- [Stated task]: Note each line that includes the word "type". Copy those lines.

- [Recorded information]:
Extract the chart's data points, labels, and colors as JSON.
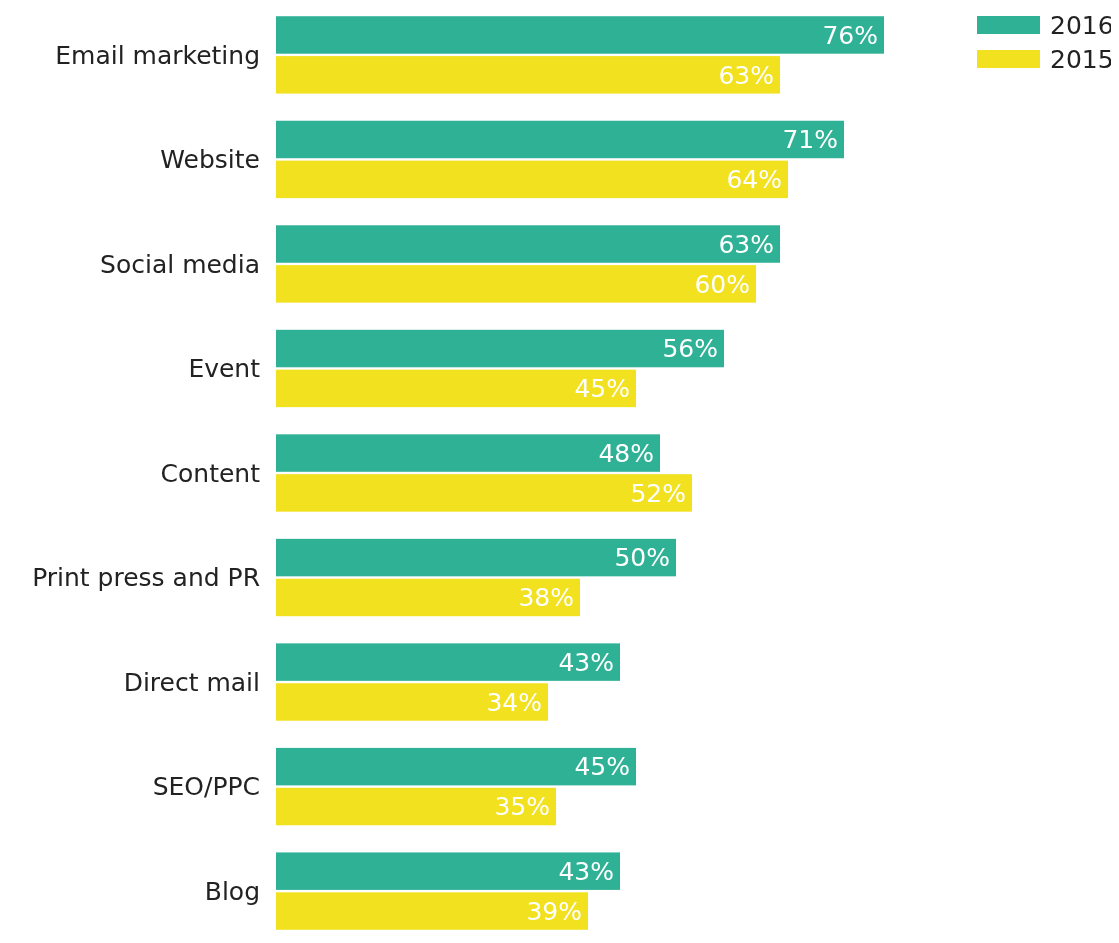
{
  "chart_data": {
    "type": "bar",
    "orientation": "horizontal",
    "legend": "top right",
    "categories": [
      "Email marketing",
      "Website",
      "Social media",
      "Event",
      "Content",
      "Print press and PR",
      "Direct mail",
      "SEO/PPC",
      "Blog"
    ],
    "series": [
      {
        "name": "2016",
        "color": "#2fb195",
        "values": [
          76,
          71,
          63,
          56,
          48,
          50,
          43,
          45,
          43
        ],
        "value_labels": [
          "76%",
          "71%",
          "63%",
          "56%",
          "48%",
          "50%",
          "43%",
          "45%",
          "43%"
        ]
      },
      {
        "name": "2015",
        "color": "#f2e11e",
        "values": [
          63,
          64,
          60,
          45,
          52,
          38,
          34,
          35,
          39
        ],
        "value_labels": [
          "63%",
          "64%",
          "60%",
          "45%",
          "52%",
          "38%",
          "34%",
          "35%",
          "39%"
        ]
      }
    ]
  }
}
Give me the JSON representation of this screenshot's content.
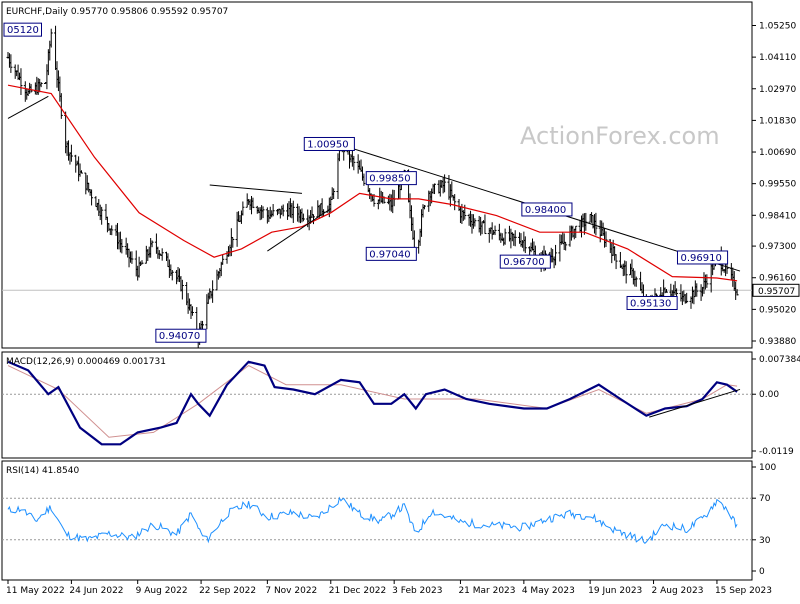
{
  "chart_data": [
    {
      "type": "candlestick",
      "title": "EURCHF,Daily",
      "ohlc_readout": "0.95770 0.95806 0.95592 0.95707",
      "watermark": "ActionForex.com",
      "ylim": [
        0.9388,
        1.0552
      ],
      "y_ticks": [
        "1.05250",
        "1.04110",
        "1.02970",
        "1.01830",
        "1.00690",
        "0.99550",
        "0.98410",
        "0.97300",
        "0.96160",
        "0.95020",
        "0.93880"
      ],
      "current_price": "0.95707",
      "x_ticks": [
        "11 May 2022",
        "24 Jun 2022",
        "9 Aug 2022",
        "22 Sep 2022",
        "7 Nov 2022",
        "21 Dec 2022",
        "3 Feb 2023",
        "21 Mar 2023",
        "4 May 2023",
        "19 Jun 2023",
        "2 Aug 2023",
        "15 Sep 2023"
      ],
      "price_path": [
        [
          "2022-05-11",
          1.041
        ],
        [
          "2022-05-25",
          1.028
        ],
        [
          "2022-06-06",
          1.032
        ],
        [
          "2022-06-10",
          1.05
        ],
        [
          "2022-06-20",
          1.01
        ],
        [
          "2022-07-01",
          0.998
        ],
        [
          "2022-07-15",
          0.985
        ],
        [
          "2022-07-28",
          0.974
        ],
        [
          "2022-08-09",
          0.964
        ],
        [
          "2022-08-20",
          0.974
        ],
        [
          "2022-08-31",
          0.966
        ],
        [
          "2022-09-10",
          0.957
        ],
        [
          "2022-09-20",
          0.9407
        ],
        [
          "2022-09-28",
          0.955
        ],
        [
          "2022-10-05",
          0.965
        ],
        [
          "2022-10-15",
          0.978
        ],
        [
          "2022-10-25",
          0.99
        ],
        [
          "2022-11-07",
          0.984
        ],
        [
          "2022-11-20",
          0.986
        ],
        [
          "2022-12-05",
          0.984
        ],
        [
          "2022-12-21",
          0.988
        ],
        [
          "2022-12-28",
          1.0095
        ],
        [
          "2023-01-10",
          1.0
        ],
        [
          "2023-01-20",
          0.99
        ],
        [
          "2023-02-01",
          0.988
        ],
        [
          "2023-02-10",
          0.9985
        ],
        [
          "2023-02-18",
          0.9704
        ],
        [
          "2023-02-25",
          0.992
        ],
        [
          "2023-03-10",
          0.995
        ],
        [
          "2023-03-21",
          0.985
        ],
        [
          "2023-04-05",
          0.98
        ],
        [
          "2023-04-20",
          0.976
        ],
        [
          "2023-05-04",
          0.975
        ],
        [
          "2023-05-15",
          0.968
        ],
        [
          "2023-05-25",
          0.97
        ],
        [
          "2023-06-08",
          0.979
        ],
        [
          "2023-06-19",
          0.983
        ],
        [
          "2023-06-30",
          0.975
        ],
        [
          "2023-07-12",
          0.965
        ],
        [
          "2023-07-20",
          0.962
        ],
        [
          "2023-07-28",
          0.9513
        ],
        [
          "2023-08-10",
          0.958
        ],
        [
          "2023-08-22",
          0.954
        ],
        [
          "2023-09-05",
          0.958
        ],
        [
          "2023-09-15",
          0.9691
        ],
        [
          "2023-09-22",
          0.964
        ],
        [
          "2023-09-29",
          0.957
        ]
      ],
      "ma_path": [
        [
          "2022-05-11",
          1.031
        ],
        [
          "2022-06-10",
          1.028
        ],
        [
          "2022-07-10",
          1.005
        ],
        [
          "2022-08-10",
          0.985
        ],
        [
          "2022-09-10",
          0.975
        ],
        [
          "2022-10-01",
          0.969
        ],
        [
          "2022-10-20",
          0.972
        ],
        [
          "2022-11-10",
          0.978
        ],
        [
          "2022-12-01",
          0.98
        ],
        [
          "2022-12-21",
          0.985
        ],
        [
          "2023-01-10",
          0.992
        ],
        [
          "2023-02-01",
          0.99
        ],
        [
          "2023-02-20",
          0.99
        ],
        [
          "2023-03-15",
          0.988
        ],
        [
          "2023-04-15",
          0.984
        ],
        [
          "2023-05-15",
          0.978
        ],
        [
          "2023-06-15",
          0.978
        ],
        [
          "2023-07-15",
          0.972
        ],
        [
          "2023-08-15",
          0.962
        ],
        [
          "2023-09-15",
          0.9615
        ],
        [
          "2023-09-29",
          0.9605
        ]
      ],
      "trendlines": [
        {
          "from": [
            "2022-05-11",
            1.019
          ],
          "to": [
            "2022-06-08",
            1.027
          ]
        },
        {
          "from": [
            "2022-09-28",
            0.995
          ],
          "to": [
            "2022-12-01",
            0.992
          ]
        },
        {
          "from": [
            "2022-11-07",
            0.9712
          ],
          "to": [
            "2022-12-21",
            0.9865
          ]
        },
        {
          "from": [
            "2022-12-28",
            1.0095
          ],
          "to": [
            "2023-10-01",
            0.964
          ]
        }
      ],
      "annotations": [
        {
          "text": "05120",
          "x": "2022-05-20",
          "y": 1.051
        },
        {
          "text": "0.94070",
          "x": "2022-09-08",
          "y": 0.9407
        },
        {
          "text": "1.00950",
          "x": "2022-12-20",
          "y": 1.0098
        },
        {
          "text": "0.99850",
          "x": "2023-02-01",
          "y": 0.9975
        },
        {
          "text": "0.97040",
          "x": "2023-02-01",
          "y": 0.9702
        },
        {
          "text": "0.98400",
          "x": "2023-05-20",
          "y": 0.9862
        },
        {
          "text": "0.96700",
          "x": "2023-05-05",
          "y": 0.9674
        },
        {
          "text": "0.96910",
          "x": "2023-09-05",
          "y": 0.9689
        },
        {
          "text": "0.95130",
          "x": "2023-08-01",
          "y": 0.9525
        }
      ]
    },
    {
      "type": "line",
      "title": "MACD(12,26,9) 0.000469 0.001731",
      "ylim": [
        -0.0119,
        0.007384
      ],
      "y_ticks": [
        "0.007384",
        "0.00",
        "-0.0119"
      ],
      "macd_path": [
        [
          "2022-05-11",
          0.0068
        ],
        [
          "2022-05-25",
          0.005
        ],
        [
          "2022-06-08",
          0.0
        ],
        [
          "2022-06-15",
          0.0015
        ],
        [
          "2022-06-30",
          -0.007
        ],
        [
          "2022-07-15",
          -0.0105
        ],
        [
          "2022-07-28",
          -0.0105
        ],
        [
          "2022-08-09",
          -0.008
        ],
        [
          "2022-08-25",
          -0.007
        ],
        [
          "2022-09-05",
          -0.006
        ],
        [
          "2022-09-15",
          0.0
        ],
        [
          "2022-09-20",
          -0.002
        ],
        [
          "2022-09-28",
          -0.0045
        ],
        [
          "2022-10-10",
          0.002
        ],
        [
          "2022-10-25",
          0.0068
        ],
        [
          "2022-11-05",
          0.006
        ],
        [
          "2022-11-12",
          0.0015
        ],
        [
          "2022-11-25",
          0.001
        ],
        [
          "2022-12-10",
          0.0
        ],
        [
          "2022-12-28",
          0.003
        ],
        [
          "2023-01-10",
          0.0025
        ],
        [
          "2023-01-20",
          -0.002
        ],
        [
          "2023-02-01",
          -0.002
        ],
        [
          "2023-02-10",
          0.0
        ],
        [
          "2023-02-18",
          -0.003
        ],
        [
          "2023-02-25",
          0.0
        ],
        [
          "2023-03-10",
          0.001
        ],
        [
          "2023-03-25",
          -0.001
        ],
        [
          "2023-04-10",
          -0.002
        ],
        [
          "2023-05-04",
          -0.003
        ],
        [
          "2023-05-20",
          -0.003
        ],
        [
          "2023-06-05",
          -0.001
        ],
        [
          "2023-06-25",
          0.002
        ],
        [
          "2023-07-10",
          -0.001
        ],
        [
          "2023-07-28",
          -0.0045
        ],
        [
          "2023-08-10",
          -0.003
        ],
        [
          "2023-08-25",
          -0.0025
        ],
        [
          "2023-09-05",
          -0.001
        ],
        [
          "2023-09-15",
          0.0025
        ],
        [
          "2023-09-22",
          0.002
        ],
        [
          "2023-09-29",
          0.0005
        ]
      ],
      "signal_path": [
        [
          "2022-05-11",
          0.006
        ],
        [
          "2022-06-15",
          0.001
        ],
        [
          "2022-07-20",
          -0.009
        ],
        [
          "2022-08-20",
          -0.008
        ],
        [
          "2022-09-20",
          -0.002
        ],
        [
          "2022-10-25",
          0.006
        ],
        [
          "2022-11-20",
          0.002
        ],
        [
          "2022-12-28",
          0.002
        ],
        [
          "2023-02-10",
          -0.001
        ],
        [
          "2023-04-01",
          -0.001
        ],
        [
          "2023-05-20",
          -0.003
        ],
        [
          "2023-06-25",
          0.001
        ],
        [
          "2023-07-28",
          -0.004
        ],
        [
          "2023-09-05",
          -0.001
        ],
        [
          "2023-09-22",
          0.002
        ],
        [
          "2023-09-29",
          0.0017
        ]
      ],
      "trendline": {
        "from": [
          "2023-07-30",
          -0.0048
        ],
        "to": [
          "2023-10-01",
          0.001
        ]
      }
    },
    {
      "type": "line",
      "title": "RSI(14) 41.8540",
      "ylim": [
        0,
        100
      ],
      "y_ticks": [
        "100",
        "70",
        "30",
        "0"
      ],
      "rsi_path": [
        [
          "2022-05-11",
          58
        ],
        [
          "2022-05-20",
          60
        ],
        [
          "2022-05-30",
          48
        ],
        [
          "2022-06-10",
          62
        ],
        [
          "2022-06-20",
          35
        ],
        [
          "2022-07-05",
          30
        ],
        [
          "2022-07-20",
          36
        ],
        [
          "2022-08-05",
          32
        ],
        [
          "2022-08-20",
          45
        ],
        [
          "2022-09-05",
          35
        ],
        [
          "2022-09-15",
          55
        ],
        [
          "2022-09-25",
          28
        ],
        [
          "2022-10-10",
          55
        ],
        [
          "2022-10-25",
          65
        ],
        [
          "2022-11-07",
          52
        ],
        [
          "2022-11-25",
          56
        ],
        [
          "2022-12-10",
          50
        ],
        [
          "2022-12-28",
          70
        ],
        [
          "2023-01-10",
          55
        ],
        [
          "2023-01-25",
          48
        ],
        [
          "2023-02-10",
          62
        ],
        [
          "2023-02-18",
          35
        ],
        [
          "2023-03-01",
          58
        ],
        [
          "2023-03-21",
          47
        ],
        [
          "2023-04-10",
          44
        ],
        [
          "2023-05-04",
          42
        ],
        [
          "2023-05-20",
          50
        ],
        [
          "2023-06-05",
          55
        ],
        [
          "2023-06-19",
          53
        ],
        [
          "2023-07-05",
          40
        ],
        [
          "2023-07-28",
          28
        ],
        [
          "2023-08-10",
          45
        ],
        [
          "2023-08-25",
          40
        ],
        [
          "2023-09-05",
          50
        ],
        [
          "2023-09-15",
          68
        ],
        [
          "2023-09-22",
          60
        ],
        [
          "2023-09-29",
          42
        ]
      ]
    }
  ]
}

- [Solved problem]:
    "type": "bar",
      "type": "candlestick",
      "type": "line",
      "type": "line",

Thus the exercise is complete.